Rino Giacalone il . Forze dell'Ordine, Giustizia, Istituzioni, Mafie, Politica, Società

I giudici rigettano il ricorso della Procura militare, il luogotenente dei Carabinieri Paolo Conigliaro non andava processato.

Adesso siamo alla fine di una vicenda giudiziaria che, apprendiamo, in maniera ulteriore e definitiva, non doveva nemmeno esistere.

La Cassazione ha confermato quello che i giudici militari di appello avevano scritto, ribaltando le conclusioni del primo grado: il luogotenente dei Carabinieri, Paolo Conigliaro, ex comandante della stazione di Capaci, oggi in servizio alla Dia di Palermo, non solo non doveva essere condannato, come decisero i giudici del Tribunale militare di Napoli, ma non doveva nemmeno essere processato.

Ce ne è voluto di tempo per stabilire ciò di cui si aveva avuto sentore all’epilogo di questa triste e amara storia. Ci sono state “manine” ma anche esperti del “masciariamento”, per dirla alla siciliana, tragediatori nemmeno tanto oscuri, che non solo hanno indotto i vertici dell’Arma a rimuovere dal comando della stazione di Capaci un sottufficiale che con le sue indagini suscitava fastidi e pruriti, il luogotenente Paolo Conigliaro, ma lo hanno fatto passare anche per una sorta di diffamatore seriale.

La notizia della decisione della Cassazione è di qualche ora fa. Ci limitiamo adesso a darne notizia. Come redazione spesso ci siamo occupati di Capaci, della vicenda processuale del luogotenente Conigliaro, e quindi “battere” subito la notizia ci appare cosa giusta e doverosa per il diritto di cronaca.

Ma torneremo ad occuparci della vicenda, alla quale il collega Giuseppe Lo Bianco ha anche dedicato l’ultimo dei suoi libri dal titolo “Una indagine pericolosa. Un maresciallo e gli intrighi di Capaci”, edito da Zolfo.

La Cassazione ha confermato quanto deciso lo scorso ottobre dai giudici militari della Corte di Appello di Roma. Una decisione che riformò in maniera netta la decisione con la quale il Tribunale militare di Napoli aveva condannato a cinque mesi e per diffamazione, il luogotenente Paolo Conigliaro. Un processo che era scaturito dalla querela di altri due colleghi di Conigliaro, i sottufficiali Salvatore Luna e Andrea Misuraca.

La Corte di Appello di Roma in una sola udienza, respingendo la decisione dell’accusa, che aveva chiesto la conferma della condanna, mise nero su bianco che il luogotenente Paolo Conigliaro non solo non meritava quella condanna ma che addirittura non doveva nemmeno finire sotto processo.

# # # # #

Prosegui l'articolo sul caso del luogotenente Conigliaro, riprendendo subito dopo l'ultima frase riportata.

Elenco delle voci:

# # # # #

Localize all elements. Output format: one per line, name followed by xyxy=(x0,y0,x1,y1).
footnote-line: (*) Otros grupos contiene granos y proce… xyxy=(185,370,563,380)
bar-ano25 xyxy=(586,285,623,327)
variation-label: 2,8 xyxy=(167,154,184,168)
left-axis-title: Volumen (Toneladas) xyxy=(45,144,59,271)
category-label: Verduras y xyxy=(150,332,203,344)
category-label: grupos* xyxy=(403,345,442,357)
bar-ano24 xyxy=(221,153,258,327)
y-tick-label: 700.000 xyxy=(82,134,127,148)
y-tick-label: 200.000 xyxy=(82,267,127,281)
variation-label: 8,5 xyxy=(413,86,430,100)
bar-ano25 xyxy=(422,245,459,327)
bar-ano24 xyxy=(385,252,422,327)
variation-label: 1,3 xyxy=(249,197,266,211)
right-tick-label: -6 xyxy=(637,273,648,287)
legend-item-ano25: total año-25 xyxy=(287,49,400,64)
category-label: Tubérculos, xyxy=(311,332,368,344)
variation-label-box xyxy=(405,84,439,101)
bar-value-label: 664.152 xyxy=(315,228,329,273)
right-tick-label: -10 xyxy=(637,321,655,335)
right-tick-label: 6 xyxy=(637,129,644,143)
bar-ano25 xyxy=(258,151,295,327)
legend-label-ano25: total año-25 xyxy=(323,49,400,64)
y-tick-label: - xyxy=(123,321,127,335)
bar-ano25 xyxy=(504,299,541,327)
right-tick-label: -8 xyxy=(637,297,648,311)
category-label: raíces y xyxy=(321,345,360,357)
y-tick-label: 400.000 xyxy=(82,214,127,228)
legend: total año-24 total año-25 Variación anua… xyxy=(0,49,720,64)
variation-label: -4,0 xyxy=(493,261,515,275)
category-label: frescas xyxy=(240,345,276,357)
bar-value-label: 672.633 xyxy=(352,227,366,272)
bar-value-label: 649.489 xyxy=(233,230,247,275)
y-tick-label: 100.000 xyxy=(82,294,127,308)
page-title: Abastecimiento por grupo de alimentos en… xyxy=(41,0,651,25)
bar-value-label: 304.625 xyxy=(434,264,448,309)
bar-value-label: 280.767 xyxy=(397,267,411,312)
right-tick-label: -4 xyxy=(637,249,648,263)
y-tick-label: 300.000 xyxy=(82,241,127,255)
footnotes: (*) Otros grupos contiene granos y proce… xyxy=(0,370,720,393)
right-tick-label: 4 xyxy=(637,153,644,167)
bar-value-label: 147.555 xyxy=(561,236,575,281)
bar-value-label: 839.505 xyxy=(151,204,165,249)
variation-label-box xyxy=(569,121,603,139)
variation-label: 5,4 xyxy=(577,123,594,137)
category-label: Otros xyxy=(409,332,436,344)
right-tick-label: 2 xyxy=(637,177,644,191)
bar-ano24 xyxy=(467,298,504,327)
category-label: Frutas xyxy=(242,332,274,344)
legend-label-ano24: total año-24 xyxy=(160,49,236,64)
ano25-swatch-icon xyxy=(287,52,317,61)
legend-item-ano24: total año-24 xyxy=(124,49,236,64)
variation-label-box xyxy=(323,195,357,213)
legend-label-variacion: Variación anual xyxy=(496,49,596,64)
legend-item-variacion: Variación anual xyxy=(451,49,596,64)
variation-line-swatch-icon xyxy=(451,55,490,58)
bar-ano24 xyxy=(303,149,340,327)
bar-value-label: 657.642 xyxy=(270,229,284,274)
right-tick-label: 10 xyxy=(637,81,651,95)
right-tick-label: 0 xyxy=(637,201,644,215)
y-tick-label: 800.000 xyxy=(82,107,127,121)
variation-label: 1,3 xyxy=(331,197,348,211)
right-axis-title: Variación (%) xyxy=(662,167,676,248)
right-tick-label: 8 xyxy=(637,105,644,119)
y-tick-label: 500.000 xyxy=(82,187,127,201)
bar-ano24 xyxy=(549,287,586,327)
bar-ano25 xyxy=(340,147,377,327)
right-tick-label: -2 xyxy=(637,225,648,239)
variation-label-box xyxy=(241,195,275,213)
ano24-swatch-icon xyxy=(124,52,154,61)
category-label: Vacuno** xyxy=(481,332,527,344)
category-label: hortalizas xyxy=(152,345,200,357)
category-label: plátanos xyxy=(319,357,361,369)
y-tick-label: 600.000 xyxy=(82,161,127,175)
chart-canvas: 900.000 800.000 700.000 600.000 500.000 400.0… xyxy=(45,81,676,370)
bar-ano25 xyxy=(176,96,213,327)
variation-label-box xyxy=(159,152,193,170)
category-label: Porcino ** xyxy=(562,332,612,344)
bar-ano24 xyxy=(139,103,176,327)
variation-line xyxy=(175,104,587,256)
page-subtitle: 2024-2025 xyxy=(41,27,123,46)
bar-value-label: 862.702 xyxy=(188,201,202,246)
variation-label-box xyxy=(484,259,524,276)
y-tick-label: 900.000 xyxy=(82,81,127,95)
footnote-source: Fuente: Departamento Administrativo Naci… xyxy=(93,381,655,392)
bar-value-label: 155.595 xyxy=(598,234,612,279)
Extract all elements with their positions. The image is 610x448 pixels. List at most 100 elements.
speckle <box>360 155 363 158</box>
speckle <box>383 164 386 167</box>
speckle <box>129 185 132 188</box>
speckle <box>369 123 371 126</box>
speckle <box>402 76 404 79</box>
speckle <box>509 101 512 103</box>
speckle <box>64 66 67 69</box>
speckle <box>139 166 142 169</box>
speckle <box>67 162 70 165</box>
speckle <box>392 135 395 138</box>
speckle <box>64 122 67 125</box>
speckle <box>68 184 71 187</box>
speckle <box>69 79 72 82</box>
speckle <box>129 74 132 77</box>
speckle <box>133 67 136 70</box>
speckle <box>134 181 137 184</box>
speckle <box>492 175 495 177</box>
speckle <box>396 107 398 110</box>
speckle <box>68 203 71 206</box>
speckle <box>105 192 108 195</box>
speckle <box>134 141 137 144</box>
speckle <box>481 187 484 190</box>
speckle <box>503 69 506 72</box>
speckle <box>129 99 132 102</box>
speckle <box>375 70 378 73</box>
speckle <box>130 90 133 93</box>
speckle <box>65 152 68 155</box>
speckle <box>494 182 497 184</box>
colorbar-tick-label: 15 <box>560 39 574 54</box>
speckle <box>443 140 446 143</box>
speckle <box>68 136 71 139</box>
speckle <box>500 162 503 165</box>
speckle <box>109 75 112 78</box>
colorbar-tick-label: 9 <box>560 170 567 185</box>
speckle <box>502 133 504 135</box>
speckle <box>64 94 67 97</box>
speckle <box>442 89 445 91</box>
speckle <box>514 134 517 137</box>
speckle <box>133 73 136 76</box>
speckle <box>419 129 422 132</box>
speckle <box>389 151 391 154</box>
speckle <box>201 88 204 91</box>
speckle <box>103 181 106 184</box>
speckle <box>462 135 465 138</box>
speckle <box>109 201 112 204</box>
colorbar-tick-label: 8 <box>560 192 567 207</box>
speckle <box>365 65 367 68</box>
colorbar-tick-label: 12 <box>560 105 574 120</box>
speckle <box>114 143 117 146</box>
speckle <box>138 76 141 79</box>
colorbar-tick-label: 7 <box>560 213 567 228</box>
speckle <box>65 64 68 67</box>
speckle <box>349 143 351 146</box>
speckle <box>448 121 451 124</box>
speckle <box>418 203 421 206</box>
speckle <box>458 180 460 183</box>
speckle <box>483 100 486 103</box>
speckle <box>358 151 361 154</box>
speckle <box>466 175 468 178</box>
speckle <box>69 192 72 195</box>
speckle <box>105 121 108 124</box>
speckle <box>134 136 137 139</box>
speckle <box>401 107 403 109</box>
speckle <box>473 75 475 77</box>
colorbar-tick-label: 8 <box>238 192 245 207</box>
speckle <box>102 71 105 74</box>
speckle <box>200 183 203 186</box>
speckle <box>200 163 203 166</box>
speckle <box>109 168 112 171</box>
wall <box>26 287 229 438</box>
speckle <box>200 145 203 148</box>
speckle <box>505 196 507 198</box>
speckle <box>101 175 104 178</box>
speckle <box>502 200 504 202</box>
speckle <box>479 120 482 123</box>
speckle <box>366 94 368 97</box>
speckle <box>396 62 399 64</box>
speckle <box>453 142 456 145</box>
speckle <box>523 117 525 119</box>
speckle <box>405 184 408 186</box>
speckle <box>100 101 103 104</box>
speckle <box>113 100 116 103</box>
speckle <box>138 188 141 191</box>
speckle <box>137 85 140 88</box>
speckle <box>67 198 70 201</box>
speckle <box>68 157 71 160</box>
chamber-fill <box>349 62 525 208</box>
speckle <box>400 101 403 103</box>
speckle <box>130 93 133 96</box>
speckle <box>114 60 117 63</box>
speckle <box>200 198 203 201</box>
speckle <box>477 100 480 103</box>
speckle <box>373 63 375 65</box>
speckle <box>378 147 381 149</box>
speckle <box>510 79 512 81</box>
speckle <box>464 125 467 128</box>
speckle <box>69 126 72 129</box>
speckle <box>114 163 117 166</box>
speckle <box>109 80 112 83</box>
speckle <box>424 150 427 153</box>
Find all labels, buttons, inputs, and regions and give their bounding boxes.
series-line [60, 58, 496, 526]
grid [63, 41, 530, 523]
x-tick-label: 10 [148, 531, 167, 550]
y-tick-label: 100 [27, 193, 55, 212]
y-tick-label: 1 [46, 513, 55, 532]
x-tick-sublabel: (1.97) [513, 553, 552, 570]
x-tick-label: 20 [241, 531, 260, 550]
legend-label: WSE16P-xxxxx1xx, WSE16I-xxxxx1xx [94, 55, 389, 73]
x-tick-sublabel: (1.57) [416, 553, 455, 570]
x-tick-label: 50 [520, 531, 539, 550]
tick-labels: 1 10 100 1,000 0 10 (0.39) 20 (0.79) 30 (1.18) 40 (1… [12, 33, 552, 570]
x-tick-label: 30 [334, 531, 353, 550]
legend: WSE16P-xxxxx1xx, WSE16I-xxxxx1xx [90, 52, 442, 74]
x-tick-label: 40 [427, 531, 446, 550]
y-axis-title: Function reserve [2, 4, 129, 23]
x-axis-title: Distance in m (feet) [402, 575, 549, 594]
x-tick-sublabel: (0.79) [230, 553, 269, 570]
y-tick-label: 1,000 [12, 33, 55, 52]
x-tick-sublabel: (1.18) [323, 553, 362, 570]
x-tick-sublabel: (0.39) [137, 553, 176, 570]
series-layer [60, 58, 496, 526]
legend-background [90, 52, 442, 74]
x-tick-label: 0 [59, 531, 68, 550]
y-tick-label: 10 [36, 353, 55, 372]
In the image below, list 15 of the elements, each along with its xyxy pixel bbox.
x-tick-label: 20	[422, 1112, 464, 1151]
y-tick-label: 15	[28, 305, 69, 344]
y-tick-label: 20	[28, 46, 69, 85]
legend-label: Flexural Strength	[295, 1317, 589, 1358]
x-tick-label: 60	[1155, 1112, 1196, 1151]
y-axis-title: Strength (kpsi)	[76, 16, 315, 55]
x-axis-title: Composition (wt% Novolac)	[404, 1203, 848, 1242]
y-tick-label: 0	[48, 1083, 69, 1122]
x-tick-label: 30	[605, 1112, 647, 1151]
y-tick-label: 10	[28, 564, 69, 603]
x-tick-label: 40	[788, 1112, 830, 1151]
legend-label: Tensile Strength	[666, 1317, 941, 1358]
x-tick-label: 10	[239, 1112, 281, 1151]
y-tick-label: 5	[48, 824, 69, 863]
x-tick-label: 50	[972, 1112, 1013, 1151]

# # # # #

Risposta qui sotto:
Tecnicamente i giudici evidenziarono l’improcedibilità, in altri termini questo processo non doveva nemmeno farsi. Indagine, processo e condanna di primo grado hanno sporcato una divisa.

La Cassazione è stata anche di questa opinione, confermando il giudizio di secondo grado. Un processo anomalo sin dalla sua istruttoria, la manovra persecutoria contro Conigliaro si vide sin dall’inizio, per lui, uno dei migliori investigatori dell’Arma, ci fu la rimozione dal comando, la convocazione dinanzi ai suoi superiori per una vergognosa perquisizione che toccò anche gli ambiti familiari, la minaccia del trasferimento ad un ufficio in un sottoscala di uno dei comandi regionali, l’impedimento a poter assumere il comando di un’altra stazione, e poi il tentativo di fargli terra bruciata attorno.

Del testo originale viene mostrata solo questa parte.